Find each line with "oraz" and copy it.

## Begin Data in this exercise

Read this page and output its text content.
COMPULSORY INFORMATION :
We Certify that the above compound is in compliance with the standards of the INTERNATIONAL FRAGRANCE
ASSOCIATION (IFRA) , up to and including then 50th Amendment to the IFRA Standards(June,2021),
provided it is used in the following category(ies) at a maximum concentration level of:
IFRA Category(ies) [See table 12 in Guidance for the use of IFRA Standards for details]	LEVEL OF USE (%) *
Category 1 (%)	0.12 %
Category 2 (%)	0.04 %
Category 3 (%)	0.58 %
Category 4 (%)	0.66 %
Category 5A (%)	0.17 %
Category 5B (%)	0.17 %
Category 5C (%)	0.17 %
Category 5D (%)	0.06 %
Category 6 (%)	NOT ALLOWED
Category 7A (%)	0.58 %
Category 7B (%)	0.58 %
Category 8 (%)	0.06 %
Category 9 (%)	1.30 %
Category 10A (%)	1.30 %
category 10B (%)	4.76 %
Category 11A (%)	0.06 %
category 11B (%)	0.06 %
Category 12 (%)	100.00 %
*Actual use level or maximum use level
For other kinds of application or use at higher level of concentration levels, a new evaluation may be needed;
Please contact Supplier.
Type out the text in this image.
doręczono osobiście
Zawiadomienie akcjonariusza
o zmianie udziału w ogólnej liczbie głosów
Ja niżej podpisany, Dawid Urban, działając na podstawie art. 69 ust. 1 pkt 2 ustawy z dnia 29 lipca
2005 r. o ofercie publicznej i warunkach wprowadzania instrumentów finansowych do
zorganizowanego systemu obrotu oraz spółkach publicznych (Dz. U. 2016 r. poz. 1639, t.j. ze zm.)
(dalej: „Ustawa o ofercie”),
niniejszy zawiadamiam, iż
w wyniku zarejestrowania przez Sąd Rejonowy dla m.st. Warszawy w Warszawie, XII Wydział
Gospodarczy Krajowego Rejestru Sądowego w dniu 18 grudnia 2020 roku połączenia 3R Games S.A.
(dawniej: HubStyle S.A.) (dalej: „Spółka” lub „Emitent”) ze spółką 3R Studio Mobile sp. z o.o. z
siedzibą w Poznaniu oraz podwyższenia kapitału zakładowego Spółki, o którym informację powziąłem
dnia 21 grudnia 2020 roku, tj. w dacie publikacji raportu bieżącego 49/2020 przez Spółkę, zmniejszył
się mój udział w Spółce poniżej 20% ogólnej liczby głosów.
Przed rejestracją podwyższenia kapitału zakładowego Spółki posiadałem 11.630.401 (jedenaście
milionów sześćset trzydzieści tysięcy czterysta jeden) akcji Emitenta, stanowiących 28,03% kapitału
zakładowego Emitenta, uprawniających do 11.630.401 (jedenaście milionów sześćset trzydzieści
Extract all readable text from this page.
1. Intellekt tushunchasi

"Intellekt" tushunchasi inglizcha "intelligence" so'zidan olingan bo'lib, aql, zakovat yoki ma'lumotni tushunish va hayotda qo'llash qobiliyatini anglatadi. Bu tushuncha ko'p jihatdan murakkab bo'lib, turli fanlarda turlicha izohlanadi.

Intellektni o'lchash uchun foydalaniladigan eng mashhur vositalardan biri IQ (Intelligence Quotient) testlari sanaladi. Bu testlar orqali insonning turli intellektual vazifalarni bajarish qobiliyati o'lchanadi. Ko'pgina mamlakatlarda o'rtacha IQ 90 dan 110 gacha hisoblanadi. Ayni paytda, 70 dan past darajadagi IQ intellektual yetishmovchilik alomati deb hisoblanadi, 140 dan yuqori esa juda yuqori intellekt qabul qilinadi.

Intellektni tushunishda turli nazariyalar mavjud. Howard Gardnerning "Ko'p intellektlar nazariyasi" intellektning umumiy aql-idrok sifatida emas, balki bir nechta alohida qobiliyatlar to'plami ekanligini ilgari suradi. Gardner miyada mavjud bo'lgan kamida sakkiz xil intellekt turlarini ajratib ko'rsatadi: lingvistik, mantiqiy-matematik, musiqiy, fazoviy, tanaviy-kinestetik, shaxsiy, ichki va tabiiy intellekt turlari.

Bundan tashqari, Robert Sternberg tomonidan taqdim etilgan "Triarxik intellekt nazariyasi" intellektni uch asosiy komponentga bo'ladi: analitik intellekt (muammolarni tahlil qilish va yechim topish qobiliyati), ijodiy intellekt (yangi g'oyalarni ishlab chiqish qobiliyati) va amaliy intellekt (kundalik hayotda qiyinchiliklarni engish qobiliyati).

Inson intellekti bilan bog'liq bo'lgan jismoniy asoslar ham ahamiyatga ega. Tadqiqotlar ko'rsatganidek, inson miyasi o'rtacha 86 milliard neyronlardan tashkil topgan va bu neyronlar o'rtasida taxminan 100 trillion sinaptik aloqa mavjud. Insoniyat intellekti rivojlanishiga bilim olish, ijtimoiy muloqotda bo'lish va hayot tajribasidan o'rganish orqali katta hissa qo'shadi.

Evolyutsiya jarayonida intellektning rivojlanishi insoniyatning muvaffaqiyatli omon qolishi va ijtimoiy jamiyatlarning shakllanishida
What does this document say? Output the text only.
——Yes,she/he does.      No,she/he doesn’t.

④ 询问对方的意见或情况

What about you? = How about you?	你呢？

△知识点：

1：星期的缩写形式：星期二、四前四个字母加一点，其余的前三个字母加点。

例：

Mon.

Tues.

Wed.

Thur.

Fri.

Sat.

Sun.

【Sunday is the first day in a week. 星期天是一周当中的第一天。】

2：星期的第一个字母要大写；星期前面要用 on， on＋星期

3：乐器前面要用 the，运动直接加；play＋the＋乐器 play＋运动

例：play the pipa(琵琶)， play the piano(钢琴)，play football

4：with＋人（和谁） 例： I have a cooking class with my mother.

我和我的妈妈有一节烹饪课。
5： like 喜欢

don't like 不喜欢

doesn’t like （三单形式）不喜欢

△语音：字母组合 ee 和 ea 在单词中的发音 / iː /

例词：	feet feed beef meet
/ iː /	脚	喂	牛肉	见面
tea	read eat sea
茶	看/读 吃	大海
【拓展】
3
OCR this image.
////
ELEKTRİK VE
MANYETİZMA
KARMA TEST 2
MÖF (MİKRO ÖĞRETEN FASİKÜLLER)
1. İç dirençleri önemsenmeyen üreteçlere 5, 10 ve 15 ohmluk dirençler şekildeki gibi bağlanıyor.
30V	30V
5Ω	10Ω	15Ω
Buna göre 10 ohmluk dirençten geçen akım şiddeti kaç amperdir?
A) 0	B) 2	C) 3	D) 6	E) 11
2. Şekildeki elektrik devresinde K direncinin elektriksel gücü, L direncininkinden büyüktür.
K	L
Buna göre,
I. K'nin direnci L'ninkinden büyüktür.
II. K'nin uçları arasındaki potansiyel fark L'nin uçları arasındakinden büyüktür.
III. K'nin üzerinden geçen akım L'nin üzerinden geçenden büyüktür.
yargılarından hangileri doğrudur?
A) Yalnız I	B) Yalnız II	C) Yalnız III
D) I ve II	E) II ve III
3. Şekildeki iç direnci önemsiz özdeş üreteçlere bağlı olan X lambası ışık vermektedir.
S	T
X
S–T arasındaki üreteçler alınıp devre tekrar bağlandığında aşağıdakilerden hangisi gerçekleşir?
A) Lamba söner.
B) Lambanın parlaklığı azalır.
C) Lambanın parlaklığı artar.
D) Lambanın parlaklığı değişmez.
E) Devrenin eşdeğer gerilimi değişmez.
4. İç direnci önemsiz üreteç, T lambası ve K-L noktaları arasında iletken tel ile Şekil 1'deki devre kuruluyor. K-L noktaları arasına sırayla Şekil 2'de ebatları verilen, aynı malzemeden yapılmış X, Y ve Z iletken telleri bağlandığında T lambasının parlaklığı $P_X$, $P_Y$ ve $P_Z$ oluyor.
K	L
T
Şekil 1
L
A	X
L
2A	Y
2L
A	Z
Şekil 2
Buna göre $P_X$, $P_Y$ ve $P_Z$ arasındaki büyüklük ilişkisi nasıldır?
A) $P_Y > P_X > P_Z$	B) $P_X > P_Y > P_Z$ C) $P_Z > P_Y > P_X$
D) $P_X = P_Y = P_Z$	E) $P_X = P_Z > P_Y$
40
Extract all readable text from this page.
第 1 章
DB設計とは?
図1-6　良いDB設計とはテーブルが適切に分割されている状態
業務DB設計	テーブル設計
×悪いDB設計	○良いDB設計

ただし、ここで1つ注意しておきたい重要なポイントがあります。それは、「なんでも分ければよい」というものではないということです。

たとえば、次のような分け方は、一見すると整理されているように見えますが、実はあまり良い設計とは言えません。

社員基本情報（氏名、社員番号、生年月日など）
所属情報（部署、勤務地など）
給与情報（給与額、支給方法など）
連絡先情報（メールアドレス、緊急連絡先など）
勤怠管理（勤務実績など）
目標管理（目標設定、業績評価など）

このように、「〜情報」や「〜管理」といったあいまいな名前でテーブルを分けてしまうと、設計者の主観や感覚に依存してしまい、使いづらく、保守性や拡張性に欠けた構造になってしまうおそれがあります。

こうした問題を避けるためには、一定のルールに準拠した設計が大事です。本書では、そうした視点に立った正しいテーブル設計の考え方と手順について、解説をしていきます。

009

## End Data in this exercise

> _Result of the exercise_
zorganizowanego systemu obrotu oraz spółkach publicznych (Dz. U. 2016 r. poz. 1639, t.j. ze zm.)
siedzibą w Poznaniu oraz podwyższenia kapitału zakładowego Spółki, o którym informację powziąłem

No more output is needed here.